Problem statement
Find the string "document" and gather every line that holds it.
───── Dataset entries
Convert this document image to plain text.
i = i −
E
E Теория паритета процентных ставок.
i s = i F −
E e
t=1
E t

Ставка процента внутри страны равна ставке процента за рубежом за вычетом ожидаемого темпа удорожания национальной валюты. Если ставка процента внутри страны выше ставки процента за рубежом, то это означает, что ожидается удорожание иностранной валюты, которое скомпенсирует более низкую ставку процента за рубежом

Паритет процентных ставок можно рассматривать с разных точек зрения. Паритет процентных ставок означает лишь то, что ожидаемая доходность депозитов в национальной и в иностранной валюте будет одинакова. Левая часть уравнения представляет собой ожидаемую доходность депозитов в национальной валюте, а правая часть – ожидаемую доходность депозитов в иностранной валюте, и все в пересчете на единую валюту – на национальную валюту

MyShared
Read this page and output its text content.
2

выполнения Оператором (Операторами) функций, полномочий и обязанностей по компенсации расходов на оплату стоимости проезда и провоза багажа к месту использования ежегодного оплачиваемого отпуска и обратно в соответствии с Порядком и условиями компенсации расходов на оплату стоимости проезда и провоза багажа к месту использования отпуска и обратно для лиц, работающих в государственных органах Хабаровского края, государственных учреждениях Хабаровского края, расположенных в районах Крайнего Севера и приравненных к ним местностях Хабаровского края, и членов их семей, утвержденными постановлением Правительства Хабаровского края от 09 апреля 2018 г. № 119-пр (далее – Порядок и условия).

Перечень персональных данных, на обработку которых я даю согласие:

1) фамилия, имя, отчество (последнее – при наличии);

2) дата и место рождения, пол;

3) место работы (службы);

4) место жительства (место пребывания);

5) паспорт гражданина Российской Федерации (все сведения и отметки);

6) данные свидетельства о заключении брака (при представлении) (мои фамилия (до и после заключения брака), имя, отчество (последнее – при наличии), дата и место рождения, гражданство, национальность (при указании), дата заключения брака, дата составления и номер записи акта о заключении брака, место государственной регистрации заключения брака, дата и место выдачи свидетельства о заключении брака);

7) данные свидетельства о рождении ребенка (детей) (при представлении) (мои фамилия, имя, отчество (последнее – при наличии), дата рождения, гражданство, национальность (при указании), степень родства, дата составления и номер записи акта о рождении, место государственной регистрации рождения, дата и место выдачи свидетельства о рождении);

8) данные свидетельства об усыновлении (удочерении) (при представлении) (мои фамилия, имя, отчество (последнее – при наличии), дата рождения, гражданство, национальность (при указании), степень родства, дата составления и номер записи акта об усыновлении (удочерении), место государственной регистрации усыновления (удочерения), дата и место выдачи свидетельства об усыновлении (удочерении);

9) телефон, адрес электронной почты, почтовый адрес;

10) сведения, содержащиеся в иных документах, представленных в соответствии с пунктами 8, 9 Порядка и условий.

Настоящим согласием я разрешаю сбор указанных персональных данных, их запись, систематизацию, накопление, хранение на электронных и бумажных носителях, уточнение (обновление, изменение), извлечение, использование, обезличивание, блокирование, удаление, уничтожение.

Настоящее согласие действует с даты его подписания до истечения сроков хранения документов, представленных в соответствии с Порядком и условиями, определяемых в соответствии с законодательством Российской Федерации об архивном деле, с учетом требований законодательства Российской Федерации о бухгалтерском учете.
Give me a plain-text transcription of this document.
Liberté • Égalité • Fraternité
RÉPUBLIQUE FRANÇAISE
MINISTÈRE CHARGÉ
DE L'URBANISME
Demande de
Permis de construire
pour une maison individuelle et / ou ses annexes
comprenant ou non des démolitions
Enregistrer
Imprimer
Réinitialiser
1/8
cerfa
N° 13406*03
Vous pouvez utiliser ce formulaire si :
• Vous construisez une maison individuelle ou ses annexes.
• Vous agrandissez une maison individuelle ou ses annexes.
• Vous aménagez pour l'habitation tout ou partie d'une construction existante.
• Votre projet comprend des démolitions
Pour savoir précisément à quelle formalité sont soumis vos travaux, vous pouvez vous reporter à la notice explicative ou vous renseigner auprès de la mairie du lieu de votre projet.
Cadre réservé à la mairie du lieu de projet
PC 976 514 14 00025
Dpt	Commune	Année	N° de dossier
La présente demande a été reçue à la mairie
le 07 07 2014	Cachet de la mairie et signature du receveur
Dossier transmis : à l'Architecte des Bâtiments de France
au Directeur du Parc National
──────────
Completed task
Convert this document image to plain text.
Give me a plain-text transcription of this document.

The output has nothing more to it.